Task objective:
Reproduce verbatim the lines of the listing below, starting at the line that contains "x-tick-label-max: 8.0% bbox=[1353, 854, 1394, 874]" and ending at the line that contains "point-st-vincent bbox=[313, 348, 332, 367]", with both of these lines included.
Begin Dataset
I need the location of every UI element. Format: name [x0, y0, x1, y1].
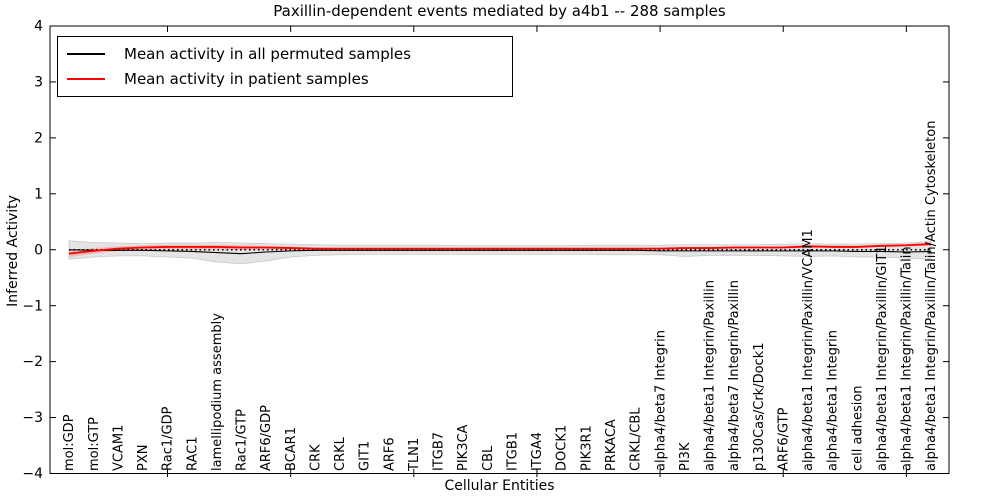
x-category-label: ARF6/GTP: [776, 407, 791, 471]
y-tick-label: 0: [34, 242, 43, 258]
x-category-label: alpha4/beta1 Integrin/Paxillin/VCAM1: [801, 229, 816, 471]
permuted-line-swatch: [67, 52, 105, 55]
y-tick-label: 4: [34, 19, 43, 35]
chart-title: Paxillin-dependent events mediated by a4…: [273, 2, 726, 20]
x-category-label: p130Cas/Crk/Dock1: [752, 342, 767, 471]
x-category-label: alpha4/beta7 Integrin/Paxillin: [727, 280, 742, 471]
x-category-label: CRK: [308, 444, 323, 471]
legend-label-permuted: Mean activity in all permuted samples: [124, 44, 411, 63]
x-category-label: ARF6: [382, 437, 397, 471]
x-category-label: PRKACA: [604, 419, 619, 471]
x-category-label: VCAM1: [111, 425, 126, 471]
x-category-label: ITGB1: [505, 432, 520, 471]
x-category-label: alpha4/beta1 Integrin/Paxillin: [703, 280, 718, 471]
y-tick-label: 2: [34, 130, 43, 146]
x-category-label: ARF6/GDP: [259, 405, 274, 471]
x-category-label: CBL: [481, 445, 496, 471]
legend-entry-permuted: Mean activity in all permuted samples: [58, 45, 512, 63]
x-category-label: lamellipodium assembly: [210, 313, 225, 471]
x-category-label: PXN: [136, 445, 151, 471]
x-category-label: cell adhesion: [850, 385, 865, 471]
legend: Mean activity in all permuted samples Me…: [57, 36, 513, 97]
x-category-label: TLN1: [407, 438, 422, 472]
x-category-label: CRKL: [333, 436, 348, 471]
legend-label-patient: Mean activity in patient samples: [124, 70, 369, 89]
y-tick-label: −3: [22, 410, 43, 426]
x-category-label: alpha4/beta1 Integrin/Paxillin/Talin/Act…: [924, 121, 939, 471]
x-category-label: PIK3CA: [456, 424, 471, 471]
x-category-label: ITGB7: [432, 432, 447, 471]
x-category-label: PI3K: [678, 442, 693, 471]
y-tick-label: −2: [22, 354, 43, 370]
x-category-label: mol:GTP: [87, 417, 102, 471]
x-category-label: PIK3R1: [579, 425, 594, 471]
x-axis-label: Cellular Entities: [444, 478, 555, 494]
x-category-label: RAC1: [185, 436, 200, 471]
x-category-label: mol:GDP: [62, 414, 77, 471]
permuted-mean-line: [68, 249, 932, 255]
x-category-label: alpha4/beta1 Integrin/Paxillin/Talin: [900, 246, 915, 471]
y-tick-label: 3: [34, 75, 43, 91]
patient-mean-line: [68, 243, 932, 255]
x-category-label: Rac1/GTP: [235, 409, 250, 471]
x-category-label: alpha4/beta7 Integrin: [653, 330, 668, 471]
x-category-label: GIT1: [358, 441, 373, 471]
legend-entry-patient: Mean activity in patient samples: [58, 70, 512, 88]
x-category-label: Rac1/GDP: [161, 406, 176, 471]
x-category-label: alpha4/beta1 Integrin/Paxillin/GIT1: [875, 245, 890, 471]
x-category-label: ITGA4: [530, 432, 545, 471]
y-tick-label: 1: [34, 186, 43, 202]
permuted-band: [68, 240, 932, 265]
y-axis-label: Inferred Activity: [5, 195, 21, 307]
x-category-label: BCAR1: [284, 427, 299, 471]
x-category-label: CRKL/CBL: [629, 407, 644, 471]
patient-line-swatch: [67, 78, 105, 81]
y-tick-label: −4: [22, 466, 43, 482]
x-category-label: alpha4/beta1 Integrin: [826, 330, 841, 471]
x-category-label: DOCK1: [555, 425, 570, 471]
y-tick-label: −1: [22, 298, 43, 314]
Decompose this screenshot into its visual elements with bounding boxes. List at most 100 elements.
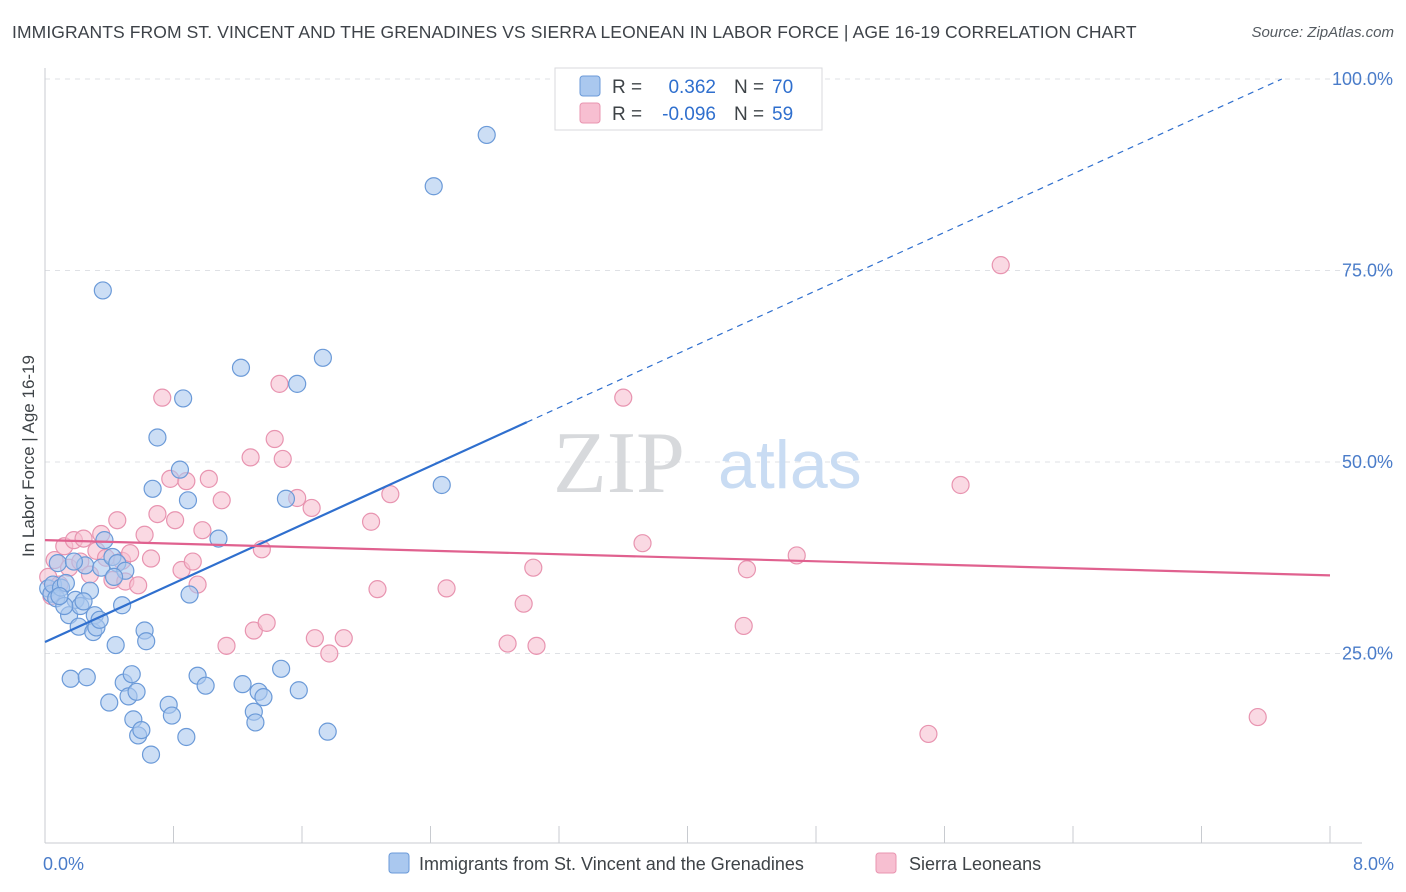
x-tick-label-max: 8.0% bbox=[1353, 854, 1394, 874]
legend-n-value-blue: 70 bbox=[772, 77, 793, 98]
point-st-vincent bbox=[48, 554, 67, 573]
bottom-legend-label-blue: Immigrants from St. Vincent and the Gren… bbox=[419, 854, 804, 874]
point-sierra-leonean bbox=[361, 512, 381, 531]
watermark-atlas: atlas bbox=[718, 427, 862, 503]
point-st-vincent bbox=[61, 669, 80, 688]
watermark: ZIP atlas bbox=[553, 415, 862, 512]
axes bbox=[44, 68, 1362, 844]
point-st-vincent bbox=[143, 479, 162, 498]
point-sierra-leonean bbox=[737, 560, 757, 579]
point-sierra-leonean bbox=[166, 511, 185, 530]
point-st-vincent bbox=[93, 281, 112, 300]
point-sierra-leonean bbox=[153, 388, 172, 407]
point-sierra-leonean bbox=[527, 636, 546, 655]
point-sierra-leonean bbox=[1248, 707, 1267, 727]
point-st-vincent bbox=[141, 745, 161, 764]
point-st-vincent bbox=[432, 475, 451, 495]
point-sierra-leonean bbox=[135, 525, 154, 544]
point-st-vincent bbox=[313, 348, 332, 367]
source-credit: Source: ZipAtlas.com bbox=[1251, 24, 1394, 41]
legend-r-value-blue: 0.362 bbox=[668, 77, 716, 98]
point-sierra-leonean bbox=[241, 448, 260, 467]
legend-n-value-pink: 59 bbox=[772, 104, 793, 125]
legend-r-label-blue: R = bbox=[612, 77, 642, 98]
point-sierra-leonean bbox=[437, 579, 456, 598]
point-sierra-leonean bbox=[633, 534, 652, 553]
x-ticks bbox=[44, 826, 1331, 843]
point-sierra-leonean bbox=[183, 552, 202, 571]
point-sierra-leonean bbox=[302, 498, 321, 518]
y-tick-label: 100.0% bbox=[1332, 69, 1393, 89]
y-tick-label: 50.0% bbox=[1342, 452, 1393, 472]
bottom-legend-label-pink: Sierra Leoneans bbox=[909, 854, 1041, 874]
point-st-vincent bbox=[170, 460, 190, 479]
legend-swatch-blue bbox=[579, 75, 601, 97]
y-tick-labels: 25.0% 50.0% 75.0% 100.0% bbox=[1332, 69, 1393, 664]
point-sierra-leonean bbox=[381, 485, 400, 504]
chart-title: IMMIGRANTS FROM ST. VINCENT AND THE GREN… bbox=[12, 22, 1137, 42]
point-st-vincent bbox=[127, 682, 146, 701]
point-st-vincent bbox=[50, 586, 69, 606]
point-st-vincent bbox=[104, 567, 124, 587]
y-tick-label: 75.0% bbox=[1342, 261, 1393, 281]
point-sierra-leonean bbox=[265, 429, 284, 449]
point-st-vincent bbox=[132, 720, 151, 740]
point-st-vincent bbox=[122, 665, 141, 684]
point-sierra-leonean bbox=[270, 374, 289, 393]
point-sierra-leonean bbox=[217, 636, 236, 655]
point-st-vincent bbox=[272, 659, 291, 678]
point-st-vincent bbox=[209, 529, 228, 548]
y-axis-label: In Labor Force | Age 16-19 bbox=[19, 355, 38, 557]
legend-r-value-pink: -0.096 bbox=[662, 104, 716, 125]
legend-box: R = 0.362 N = 70 R = -0.096 N = 59 bbox=[554, 67, 823, 131]
point-st-vincent bbox=[233, 675, 252, 694]
point-st-vincent bbox=[246, 713, 265, 732]
point-sierra-leonean bbox=[193, 521, 212, 540]
point-st-vincent bbox=[477, 125, 496, 145]
point-sierra-leonean bbox=[108, 511, 127, 530]
trendline-blue bbox=[44, 421, 528, 644]
point-st-vincent bbox=[177, 727, 196, 747]
bottom-legend-swatch-pink bbox=[875, 852, 897, 874]
watermark-zip: ZIP bbox=[553, 415, 685, 512]
point-sierra-leonean bbox=[320, 644, 339, 663]
point-sierra-leonean bbox=[514, 594, 533, 613]
point-sierra-leonean bbox=[199, 469, 218, 488]
point-st-vincent bbox=[95, 531, 114, 550]
point-st-vincent bbox=[64, 552, 84, 571]
point-sierra-leonean bbox=[141, 549, 161, 568]
point-st-vincent bbox=[424, 177, 443, 196]
point-sierra-leonean bbox=[334, 629, 353, 648]
point-sierra-leonean bbox=[273, 449, 292, 469]
point-st-vincent bbox=[106, 635, 125, 655]
point-sierra-leonean bbox=[951, 475, 970, 495]
x-tick-label-min: 0.0% bbox=[43, 854, 84, 874]
point-st-vincent bbox=[174, 389, 193, 408]
point-st-vincent bbox=[289, 681, 308, 700]
point-sierra-leonean bbox=[498, 634, 517, 653]
point-sierra-leonean bbox=[129, 576, 148, 595]
legend-r-label-pink: R = bbox=[612, 104, 642, 125]
point-st-vincent bbox=[276, 489, 296, 508]
point-sierra-leonean bbox=[919, 724, 938, 744]
point-sierra-leonean bbox=[614, 388, 633, 407]
bottom-legend: Immigrants from St. Vincent and the Gren… bbox=[388, 852, 1041, 874]
bottom-legend-swatch-blue bbox=[388, 852, 410, 874]
point-st-vincent bbox=[180, 585, 199, 604]
point-st-vincent bbox=[318, 722, 337, 741]
point-st-vincent bbox=[178, 491, 198, 510]
point-sierra-leonean bbox=[368, 580, 387, 599]
legend-swatch-pink bbox=[579, 102, 601, 124]
point-sierra-leonean bbox=[734, 616, 753, 636]
trendline-pink bbox=[44, 539, 1331, 577]
trend-lines bbox=[44, 78, 1331, 644]
point-sierra-leonean bbox=[257, 613, 276, 632]
point-st-vincent bbox=[288, 374, 307, 393]
point-st-vincent bbox=[77, 668, 96, 687]
y-tick-label: 25.0% bbox=[1342, 644, 1393, 664]
legend-n-label-blue: N = bbox=[734, 77, 764, 98]
point-st-vincent bbox=[74, 592, 93, 611]
point-st-vincent bbox=[196, 676, 215, 695]
series-st-vincent-immigrants bbox=[39, 125, 496, 764]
End Dataset
In response:
x-tick-label-max: 8.0% bbox=[1353, 854, 1394, 874]
legend-n-value-blue: 70 bbox=[772, 77, 793, 98]
point-st-vincent bbox=[48, 554, 67, 573]
bottom-legend-label-blue: Immigrants from St. Vincent and the Gren… bbox=[419, 854, 804, 874]
point-sierra-leonean bbox=[361, 512, 381, 531]
watermark-atlas: atlas bbox=[718, 427, 862, 503]
point-st-vincent bbox=[61, 669, 80, 688]
watermark: ZIP atlas bbox=[553, 415, 862, 512]
axes bbox=[44, 68, 1362, 844]
point-st-vincent bbox=[143, 479, 162, 498]
point-sierra-leonean bbox=[737, 560, 757, 579]
point-sierra-leonean bbox=[166, 511, 185, 530]
point-st-vincent bbox=[93, 281, 112, 300]
point-sierra-leonean bbox=[153, 388, 172, 407]
point-sierra-leonean bbox=[527, 636, 546, 655]
point-sierra-leonean bbox=[1248, 707, 1267, 727]
point-st-vincent bbox=[141, 745, 161, 764]
point-st-vincent bbox=[432, 475, 451, 495]
point-sierra-leonean bbox=[135, 525, 154, 544]
point-st-vincent bbox=[313, 348, 332, 367]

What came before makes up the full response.